[PAGE EXTRACT]:
Final Words

Bringing this video card review to a close, we’ll start off with how the R9 Fury compares to its bigger sibling, the R9 Fury X. Although looking at the bare specifications of the two cards would suggest they’d be fairly far apart in performance, this is not what we have found. Between 4K and 1440p the R9 Fury’s performance deficit is only 7-8%, noticeably less than what we’d expect given the number of disabled CUs.

In fact a significant amount of the performance gap appears to be from the reduction in clockspeed, and not the number of CUs. And while overclocking back to R9 Fury X clockspeeds can’t recover all of the performance, it recovers a lot of it. This implies that Fiji on the whole is overweight on shading/texturing resources, as it’s not greatly impacted by having some of those resources cut off.

Consequently I can see why AMD opted to launch the R9 Fury X and R9 Fury separately, and to withhold the latter’s specifications until now, as this level of performance makes R9 Fury a bit of a spoiler for R9 Fury X. 7-8% makes R9 Fury notably slower than R9 Fury X, but it’s also $100 cheaper, or to turn this argument on its head, the last 10% or so that the R9 Fury X offers comes at quite the price premium. This arguably makes the R9 Fury the better value, and not that we’re complaining, but it does put AMD in an awkward spot.

As for the competition, that’s a bit more of a mixed bag. R9 Fury X had to compete with GTX 980 Ti but couldn’t surpass it, which hurt it and make the GTX the safer buy. On the other hand R9 Fury needs to compete with just the older GTX 980, and while it’s by no means a clean sweep for AMD, it’s a good outcome for AMD. The R9 Fury offers between 8% and 17% better performance than the GTX 980, depending on if we’re looking at 1440p or 4K. I don’t believe the R9 Fury is a great 4K card – if you really want 4K, you really need more rendering power at this time – but even at 1440p this is a solid performance lead.

Region boundary data
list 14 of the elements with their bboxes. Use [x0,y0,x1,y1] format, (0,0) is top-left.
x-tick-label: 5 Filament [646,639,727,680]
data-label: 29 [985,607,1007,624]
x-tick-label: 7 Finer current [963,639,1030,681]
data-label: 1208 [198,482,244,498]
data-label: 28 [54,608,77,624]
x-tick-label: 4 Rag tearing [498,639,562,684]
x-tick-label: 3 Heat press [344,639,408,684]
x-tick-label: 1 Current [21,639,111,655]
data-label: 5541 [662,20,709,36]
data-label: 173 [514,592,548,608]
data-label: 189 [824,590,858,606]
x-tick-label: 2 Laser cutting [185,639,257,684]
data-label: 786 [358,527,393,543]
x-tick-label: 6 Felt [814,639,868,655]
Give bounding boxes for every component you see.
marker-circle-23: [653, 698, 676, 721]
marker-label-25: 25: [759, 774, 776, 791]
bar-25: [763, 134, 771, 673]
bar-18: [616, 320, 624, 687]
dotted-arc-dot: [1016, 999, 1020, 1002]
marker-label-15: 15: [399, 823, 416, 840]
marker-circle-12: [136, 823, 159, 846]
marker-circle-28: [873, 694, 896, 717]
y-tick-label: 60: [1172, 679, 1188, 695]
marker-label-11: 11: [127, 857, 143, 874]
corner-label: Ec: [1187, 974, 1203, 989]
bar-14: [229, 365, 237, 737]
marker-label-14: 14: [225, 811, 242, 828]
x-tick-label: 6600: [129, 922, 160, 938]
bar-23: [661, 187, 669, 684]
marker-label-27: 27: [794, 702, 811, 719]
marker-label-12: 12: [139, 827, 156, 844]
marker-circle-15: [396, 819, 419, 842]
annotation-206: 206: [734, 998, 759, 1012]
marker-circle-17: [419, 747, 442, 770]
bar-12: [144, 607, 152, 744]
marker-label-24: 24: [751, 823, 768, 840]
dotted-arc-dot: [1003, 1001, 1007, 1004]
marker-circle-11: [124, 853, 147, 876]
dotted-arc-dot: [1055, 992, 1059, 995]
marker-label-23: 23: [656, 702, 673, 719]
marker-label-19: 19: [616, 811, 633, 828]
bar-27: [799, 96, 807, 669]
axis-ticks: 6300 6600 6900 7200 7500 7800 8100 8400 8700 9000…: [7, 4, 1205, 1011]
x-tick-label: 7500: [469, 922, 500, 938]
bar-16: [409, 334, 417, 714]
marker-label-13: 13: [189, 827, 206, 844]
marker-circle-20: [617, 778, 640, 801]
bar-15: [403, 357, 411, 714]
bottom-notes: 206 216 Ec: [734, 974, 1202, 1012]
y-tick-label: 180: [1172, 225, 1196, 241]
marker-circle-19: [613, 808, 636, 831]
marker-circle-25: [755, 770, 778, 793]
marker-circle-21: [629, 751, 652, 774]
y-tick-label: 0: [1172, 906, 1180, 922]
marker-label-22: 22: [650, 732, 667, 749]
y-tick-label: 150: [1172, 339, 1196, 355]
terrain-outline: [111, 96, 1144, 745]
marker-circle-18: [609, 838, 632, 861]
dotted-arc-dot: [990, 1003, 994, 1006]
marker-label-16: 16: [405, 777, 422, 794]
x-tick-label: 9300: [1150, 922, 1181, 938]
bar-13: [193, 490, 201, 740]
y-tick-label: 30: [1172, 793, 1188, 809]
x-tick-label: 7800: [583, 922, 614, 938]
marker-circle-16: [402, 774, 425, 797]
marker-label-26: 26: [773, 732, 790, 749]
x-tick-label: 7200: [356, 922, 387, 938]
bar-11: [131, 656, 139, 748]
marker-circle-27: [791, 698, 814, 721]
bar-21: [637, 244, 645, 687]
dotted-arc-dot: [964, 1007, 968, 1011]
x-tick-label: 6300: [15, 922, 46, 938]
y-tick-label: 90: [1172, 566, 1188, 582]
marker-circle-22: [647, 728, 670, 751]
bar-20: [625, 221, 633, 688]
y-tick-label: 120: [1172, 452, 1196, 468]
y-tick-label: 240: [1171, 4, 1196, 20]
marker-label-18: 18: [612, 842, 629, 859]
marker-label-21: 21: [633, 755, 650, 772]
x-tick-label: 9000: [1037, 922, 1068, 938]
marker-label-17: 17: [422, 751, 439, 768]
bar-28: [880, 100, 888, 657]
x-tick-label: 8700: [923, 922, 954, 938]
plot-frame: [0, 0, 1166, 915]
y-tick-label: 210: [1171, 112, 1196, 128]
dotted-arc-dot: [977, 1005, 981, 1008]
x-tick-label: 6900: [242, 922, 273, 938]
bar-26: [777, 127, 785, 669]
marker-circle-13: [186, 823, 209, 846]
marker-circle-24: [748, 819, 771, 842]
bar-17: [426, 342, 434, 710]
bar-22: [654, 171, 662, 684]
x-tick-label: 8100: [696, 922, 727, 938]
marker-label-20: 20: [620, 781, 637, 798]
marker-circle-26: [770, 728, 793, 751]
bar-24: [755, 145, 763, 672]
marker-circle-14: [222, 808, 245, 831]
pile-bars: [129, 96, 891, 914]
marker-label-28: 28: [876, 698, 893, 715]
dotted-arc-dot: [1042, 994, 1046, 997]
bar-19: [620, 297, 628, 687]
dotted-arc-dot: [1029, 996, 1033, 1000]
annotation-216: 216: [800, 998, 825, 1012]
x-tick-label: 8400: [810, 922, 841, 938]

[EXERCISE TASKS]:
1. Which video card models does the video card review name?
2. Echo the video card review from "Consequently I can" up to and including "an awkward spot.", word for word.
Rely solely on the video card review when responding.

[THE SOLUTIONS]:
1. R9 Fury, R9 Fury X, GTX 980 Ti, GTX 980

2.
Consequently I can see why AMD opted to launch the R9 Fury X and R9 Fury separately, and to withhold the latter’s specifications until now, as this level of performance makes R9 Fury a bit of a spoiler for R9 Fury X. 7-8% makes R9 Fury notably slower than R9 Fury X, but it’s also $100 cheaper, or to turn this argument on its head, the last 10% or so that the R9 Fury X offers comes at quite the price premium. This arguably makes the R9 Fury the better value, and not that we’re complaining, but it does put AMD in an awkward spot.